TASK DESCRIPTION → Locate the word "就有机会诞生一颗中子星" in the data below, then copy every line that holds it.

== PROVIDED INFORMATION ==

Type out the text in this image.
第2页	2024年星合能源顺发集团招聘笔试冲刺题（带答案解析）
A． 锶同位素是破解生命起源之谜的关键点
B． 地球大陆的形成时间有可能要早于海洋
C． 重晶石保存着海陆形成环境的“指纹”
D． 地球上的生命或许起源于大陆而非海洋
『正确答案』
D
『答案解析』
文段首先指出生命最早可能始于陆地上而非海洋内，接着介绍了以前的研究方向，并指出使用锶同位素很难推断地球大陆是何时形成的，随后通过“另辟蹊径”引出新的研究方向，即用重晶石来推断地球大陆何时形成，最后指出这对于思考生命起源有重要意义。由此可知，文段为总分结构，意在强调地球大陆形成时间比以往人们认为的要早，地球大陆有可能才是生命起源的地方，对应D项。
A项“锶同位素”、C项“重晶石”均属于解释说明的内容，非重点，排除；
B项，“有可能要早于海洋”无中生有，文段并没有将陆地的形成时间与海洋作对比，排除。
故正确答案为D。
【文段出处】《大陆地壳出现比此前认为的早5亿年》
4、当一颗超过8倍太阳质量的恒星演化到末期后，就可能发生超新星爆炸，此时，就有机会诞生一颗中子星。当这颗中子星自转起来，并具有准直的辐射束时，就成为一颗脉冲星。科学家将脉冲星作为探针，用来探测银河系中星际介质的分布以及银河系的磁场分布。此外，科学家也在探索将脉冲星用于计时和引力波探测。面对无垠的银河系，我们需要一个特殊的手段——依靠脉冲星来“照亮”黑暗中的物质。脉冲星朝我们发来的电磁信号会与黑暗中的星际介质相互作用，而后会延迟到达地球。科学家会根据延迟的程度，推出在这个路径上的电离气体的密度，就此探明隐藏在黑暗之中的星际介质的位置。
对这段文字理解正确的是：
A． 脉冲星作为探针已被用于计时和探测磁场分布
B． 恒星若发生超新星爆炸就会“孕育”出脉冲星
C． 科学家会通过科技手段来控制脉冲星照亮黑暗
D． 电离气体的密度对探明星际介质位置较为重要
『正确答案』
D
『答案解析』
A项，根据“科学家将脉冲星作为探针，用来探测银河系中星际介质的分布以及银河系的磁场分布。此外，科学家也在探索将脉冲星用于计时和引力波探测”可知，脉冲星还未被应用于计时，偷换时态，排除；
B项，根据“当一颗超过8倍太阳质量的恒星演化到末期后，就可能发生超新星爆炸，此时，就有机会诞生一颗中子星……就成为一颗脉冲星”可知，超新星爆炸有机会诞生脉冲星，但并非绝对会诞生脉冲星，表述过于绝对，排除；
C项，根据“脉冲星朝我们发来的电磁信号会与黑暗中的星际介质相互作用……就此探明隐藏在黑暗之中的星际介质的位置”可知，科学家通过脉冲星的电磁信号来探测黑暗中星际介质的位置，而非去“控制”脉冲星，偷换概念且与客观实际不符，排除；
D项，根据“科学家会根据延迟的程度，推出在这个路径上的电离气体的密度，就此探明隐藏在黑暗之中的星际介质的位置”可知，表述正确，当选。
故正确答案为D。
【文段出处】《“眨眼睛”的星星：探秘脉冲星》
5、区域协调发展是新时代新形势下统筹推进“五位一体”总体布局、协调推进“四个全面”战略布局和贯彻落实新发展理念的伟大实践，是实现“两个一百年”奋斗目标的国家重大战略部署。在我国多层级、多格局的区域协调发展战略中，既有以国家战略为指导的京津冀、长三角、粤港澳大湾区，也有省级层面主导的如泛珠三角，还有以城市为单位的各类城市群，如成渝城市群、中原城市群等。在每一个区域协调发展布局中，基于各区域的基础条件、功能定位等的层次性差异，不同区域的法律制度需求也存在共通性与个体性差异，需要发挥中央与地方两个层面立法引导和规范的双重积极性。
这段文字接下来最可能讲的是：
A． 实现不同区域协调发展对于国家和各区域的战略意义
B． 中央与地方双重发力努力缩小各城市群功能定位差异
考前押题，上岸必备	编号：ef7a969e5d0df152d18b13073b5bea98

===

FINISHED EXERCISE →
4、当一颗超过8倍太阳质量的恒星演化到末期后，就可能发生超新星爆炸，此时，就有机会诞生一颗中子星。当这颗中子星自转起来，并具有准直的辐射束时，就成为一颗脉冲星。科学家将脉冲星作为探针，用来探测银河系中星际介质的分布以及银河系的磁场分布。此外，科学家也在探索将脉冲星用于计时和引力波探测。面对无垠的银河系，我们需要一个特殊的手段——依靠脉冲星来“照亮”黑暗中的物质。脉冲星朝我们发来的电磁信号会与黑暗中的星际介质相互作用，而后会延迟到达地球。科学家会根据延迟的程度，推出在这个路径上的电离气体的密度，就此探明隐藏在黑暗之中的星际介质的位置。
B项，根据“当一颗超过8倍太阳质量的恒星演化到末期后，就可能发生超新星爆炸，此时，就有机会诞生一颗中子星……就成为一颗脉冲星”可知，超新星爆炸有机会诞生脉冲星，但并非绝对会诞生脉冲星，表述过于绝对，排除；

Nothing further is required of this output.